- Written request
Search the material for the word "title" and copy each line that holds it.

- Data entries
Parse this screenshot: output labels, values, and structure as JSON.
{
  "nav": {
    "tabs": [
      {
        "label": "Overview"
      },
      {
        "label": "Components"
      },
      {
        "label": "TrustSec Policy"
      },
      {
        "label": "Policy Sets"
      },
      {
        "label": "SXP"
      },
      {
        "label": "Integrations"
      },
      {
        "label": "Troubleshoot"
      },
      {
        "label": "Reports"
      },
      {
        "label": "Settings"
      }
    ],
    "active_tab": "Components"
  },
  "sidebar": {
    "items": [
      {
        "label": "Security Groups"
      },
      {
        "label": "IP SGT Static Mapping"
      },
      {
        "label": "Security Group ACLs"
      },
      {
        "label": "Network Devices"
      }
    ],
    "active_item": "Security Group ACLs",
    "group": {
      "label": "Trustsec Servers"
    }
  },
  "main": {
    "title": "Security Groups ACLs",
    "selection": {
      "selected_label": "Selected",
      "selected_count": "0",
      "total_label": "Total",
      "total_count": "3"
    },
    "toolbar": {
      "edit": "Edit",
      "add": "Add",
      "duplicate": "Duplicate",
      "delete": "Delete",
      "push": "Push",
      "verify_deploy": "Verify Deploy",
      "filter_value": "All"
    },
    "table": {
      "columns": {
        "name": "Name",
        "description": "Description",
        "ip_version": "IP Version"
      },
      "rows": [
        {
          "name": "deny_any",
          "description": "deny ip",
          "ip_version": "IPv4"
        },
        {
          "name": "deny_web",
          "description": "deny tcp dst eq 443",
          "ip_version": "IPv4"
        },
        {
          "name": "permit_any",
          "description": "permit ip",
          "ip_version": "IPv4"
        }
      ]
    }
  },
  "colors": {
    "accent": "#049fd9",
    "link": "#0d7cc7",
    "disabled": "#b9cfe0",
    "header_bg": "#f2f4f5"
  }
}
--
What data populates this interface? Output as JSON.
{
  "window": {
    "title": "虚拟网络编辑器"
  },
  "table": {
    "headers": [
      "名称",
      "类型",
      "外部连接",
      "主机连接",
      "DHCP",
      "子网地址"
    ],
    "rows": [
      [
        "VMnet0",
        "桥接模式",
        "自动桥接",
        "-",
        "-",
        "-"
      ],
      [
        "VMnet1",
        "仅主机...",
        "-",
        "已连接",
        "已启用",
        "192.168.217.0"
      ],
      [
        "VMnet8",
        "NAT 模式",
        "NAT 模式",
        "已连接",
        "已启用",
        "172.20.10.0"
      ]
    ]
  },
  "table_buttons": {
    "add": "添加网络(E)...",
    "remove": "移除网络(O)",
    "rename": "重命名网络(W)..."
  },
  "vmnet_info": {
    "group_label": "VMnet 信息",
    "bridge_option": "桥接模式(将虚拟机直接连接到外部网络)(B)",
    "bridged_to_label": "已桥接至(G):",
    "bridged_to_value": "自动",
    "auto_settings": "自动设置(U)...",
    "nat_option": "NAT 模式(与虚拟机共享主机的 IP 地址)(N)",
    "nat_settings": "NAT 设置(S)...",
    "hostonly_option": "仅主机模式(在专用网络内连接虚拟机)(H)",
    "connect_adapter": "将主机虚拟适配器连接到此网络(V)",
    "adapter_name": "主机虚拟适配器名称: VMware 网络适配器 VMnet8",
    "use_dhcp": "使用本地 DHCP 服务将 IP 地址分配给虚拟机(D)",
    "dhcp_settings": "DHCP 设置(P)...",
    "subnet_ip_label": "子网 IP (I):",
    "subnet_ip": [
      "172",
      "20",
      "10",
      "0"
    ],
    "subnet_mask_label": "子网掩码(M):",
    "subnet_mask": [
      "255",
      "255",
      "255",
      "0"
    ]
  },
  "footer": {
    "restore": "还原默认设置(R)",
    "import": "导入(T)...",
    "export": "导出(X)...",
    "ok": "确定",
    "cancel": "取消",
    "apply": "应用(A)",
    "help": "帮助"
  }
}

- Task response
    "title": "Security Groups ACLs",
    "title": "虚拟网络编辑器"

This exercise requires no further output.